[Extracted records]
___
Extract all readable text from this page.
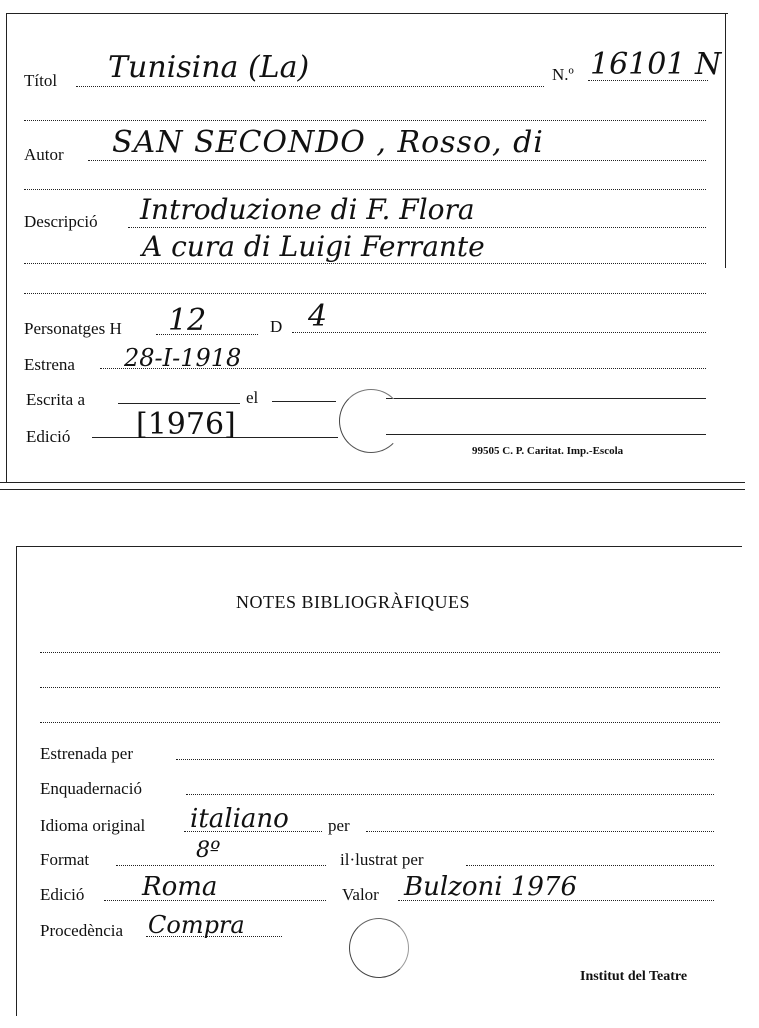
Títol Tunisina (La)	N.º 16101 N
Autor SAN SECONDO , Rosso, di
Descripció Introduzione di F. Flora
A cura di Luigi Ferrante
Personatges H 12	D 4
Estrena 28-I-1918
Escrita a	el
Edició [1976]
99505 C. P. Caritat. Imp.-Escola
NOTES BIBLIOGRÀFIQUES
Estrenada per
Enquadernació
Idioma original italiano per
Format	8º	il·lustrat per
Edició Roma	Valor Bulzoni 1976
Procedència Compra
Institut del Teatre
___
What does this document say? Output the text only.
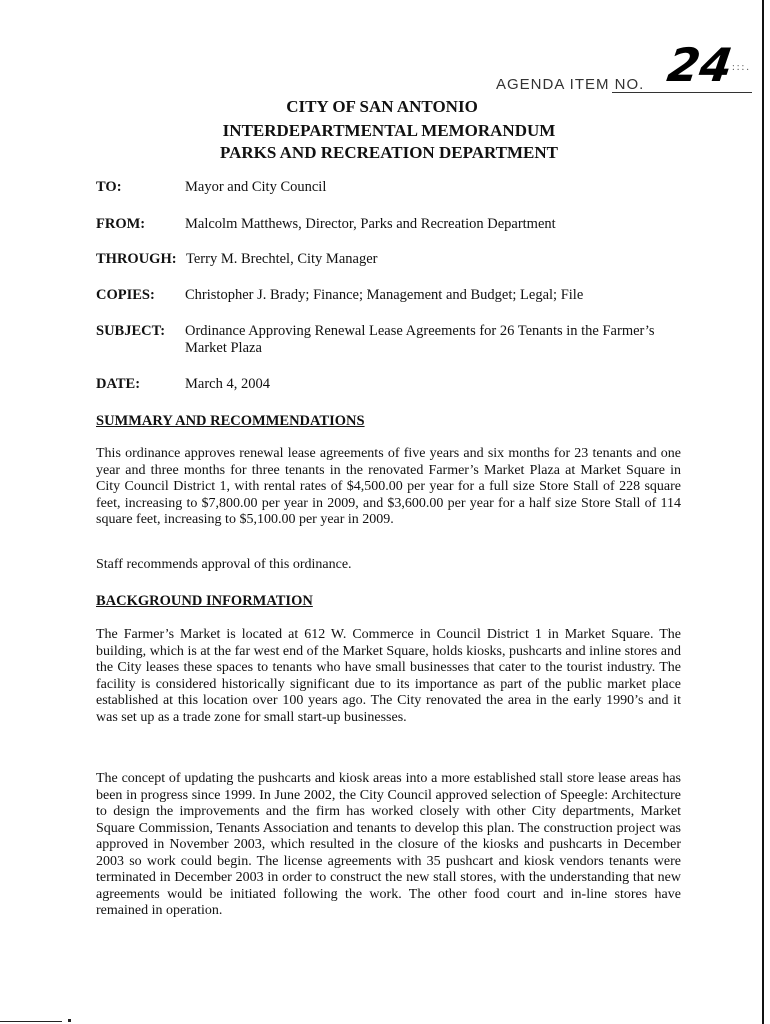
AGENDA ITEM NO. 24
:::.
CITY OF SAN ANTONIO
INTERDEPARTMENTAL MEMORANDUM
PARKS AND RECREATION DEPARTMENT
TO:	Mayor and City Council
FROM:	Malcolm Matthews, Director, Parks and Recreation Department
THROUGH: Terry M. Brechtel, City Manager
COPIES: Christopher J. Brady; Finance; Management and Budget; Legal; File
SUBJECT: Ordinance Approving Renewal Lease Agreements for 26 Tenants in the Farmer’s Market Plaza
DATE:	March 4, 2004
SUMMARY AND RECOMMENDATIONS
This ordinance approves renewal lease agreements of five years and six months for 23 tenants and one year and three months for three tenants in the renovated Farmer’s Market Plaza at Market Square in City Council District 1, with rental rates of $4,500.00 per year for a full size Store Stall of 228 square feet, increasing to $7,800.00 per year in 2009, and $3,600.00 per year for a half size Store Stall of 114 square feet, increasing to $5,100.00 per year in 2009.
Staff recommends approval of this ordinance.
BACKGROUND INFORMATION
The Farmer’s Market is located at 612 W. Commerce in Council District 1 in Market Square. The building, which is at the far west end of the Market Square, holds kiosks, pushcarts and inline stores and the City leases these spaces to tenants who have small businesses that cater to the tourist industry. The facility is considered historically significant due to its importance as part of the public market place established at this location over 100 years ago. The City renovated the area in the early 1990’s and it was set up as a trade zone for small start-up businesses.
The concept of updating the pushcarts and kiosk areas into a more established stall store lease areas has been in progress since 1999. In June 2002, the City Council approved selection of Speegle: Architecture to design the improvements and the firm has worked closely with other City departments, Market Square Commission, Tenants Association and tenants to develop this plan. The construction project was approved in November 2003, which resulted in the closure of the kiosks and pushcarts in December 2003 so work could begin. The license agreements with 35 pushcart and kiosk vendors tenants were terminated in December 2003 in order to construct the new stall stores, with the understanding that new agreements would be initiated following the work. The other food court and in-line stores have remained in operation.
___
**Short exercise:** Look through the entries above. Extract each line with the word "text".

**Worked answer:**
Extract all readable text from this page.
What does this document say? Output the text only.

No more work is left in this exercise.